> **What you need to do**: Gather all lines containing the string "enfemble" and copy them out.

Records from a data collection
════

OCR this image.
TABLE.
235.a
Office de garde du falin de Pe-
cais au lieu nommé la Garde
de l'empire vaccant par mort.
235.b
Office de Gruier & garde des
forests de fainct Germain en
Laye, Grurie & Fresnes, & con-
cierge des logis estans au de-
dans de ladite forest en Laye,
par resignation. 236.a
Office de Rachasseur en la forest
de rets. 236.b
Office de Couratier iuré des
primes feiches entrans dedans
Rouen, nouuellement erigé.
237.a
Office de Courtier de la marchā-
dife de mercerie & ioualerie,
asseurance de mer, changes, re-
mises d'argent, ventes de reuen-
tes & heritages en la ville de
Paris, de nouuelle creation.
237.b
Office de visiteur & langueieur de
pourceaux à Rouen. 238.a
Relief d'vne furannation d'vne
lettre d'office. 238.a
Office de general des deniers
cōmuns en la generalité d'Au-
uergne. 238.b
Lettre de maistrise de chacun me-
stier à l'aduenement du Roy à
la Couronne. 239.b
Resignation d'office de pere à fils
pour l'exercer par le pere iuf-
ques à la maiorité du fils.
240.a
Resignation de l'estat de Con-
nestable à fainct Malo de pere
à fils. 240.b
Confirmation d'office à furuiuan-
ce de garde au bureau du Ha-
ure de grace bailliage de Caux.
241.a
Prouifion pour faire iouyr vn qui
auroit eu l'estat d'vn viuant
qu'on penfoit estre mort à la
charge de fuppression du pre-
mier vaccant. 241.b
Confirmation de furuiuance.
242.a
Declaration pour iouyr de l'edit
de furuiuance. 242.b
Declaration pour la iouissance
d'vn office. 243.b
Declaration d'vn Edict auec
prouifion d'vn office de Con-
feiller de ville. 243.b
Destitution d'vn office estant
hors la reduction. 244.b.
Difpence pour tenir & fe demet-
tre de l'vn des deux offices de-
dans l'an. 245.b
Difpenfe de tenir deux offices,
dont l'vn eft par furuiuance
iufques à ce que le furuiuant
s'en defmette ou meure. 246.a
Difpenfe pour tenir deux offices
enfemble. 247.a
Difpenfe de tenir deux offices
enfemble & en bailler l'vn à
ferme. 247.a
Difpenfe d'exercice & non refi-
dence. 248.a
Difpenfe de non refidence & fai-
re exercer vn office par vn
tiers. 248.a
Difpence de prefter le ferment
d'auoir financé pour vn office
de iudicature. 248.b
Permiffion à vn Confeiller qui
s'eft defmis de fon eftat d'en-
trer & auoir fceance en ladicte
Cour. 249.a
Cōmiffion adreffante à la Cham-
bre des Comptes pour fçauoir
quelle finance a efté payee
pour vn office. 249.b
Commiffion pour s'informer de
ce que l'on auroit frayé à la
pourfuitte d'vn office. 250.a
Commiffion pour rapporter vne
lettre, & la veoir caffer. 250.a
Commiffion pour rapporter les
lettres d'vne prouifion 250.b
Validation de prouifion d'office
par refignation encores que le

════

> **Exercise response**:
enfemble. 247.a
enfemble & en bailler l'vn à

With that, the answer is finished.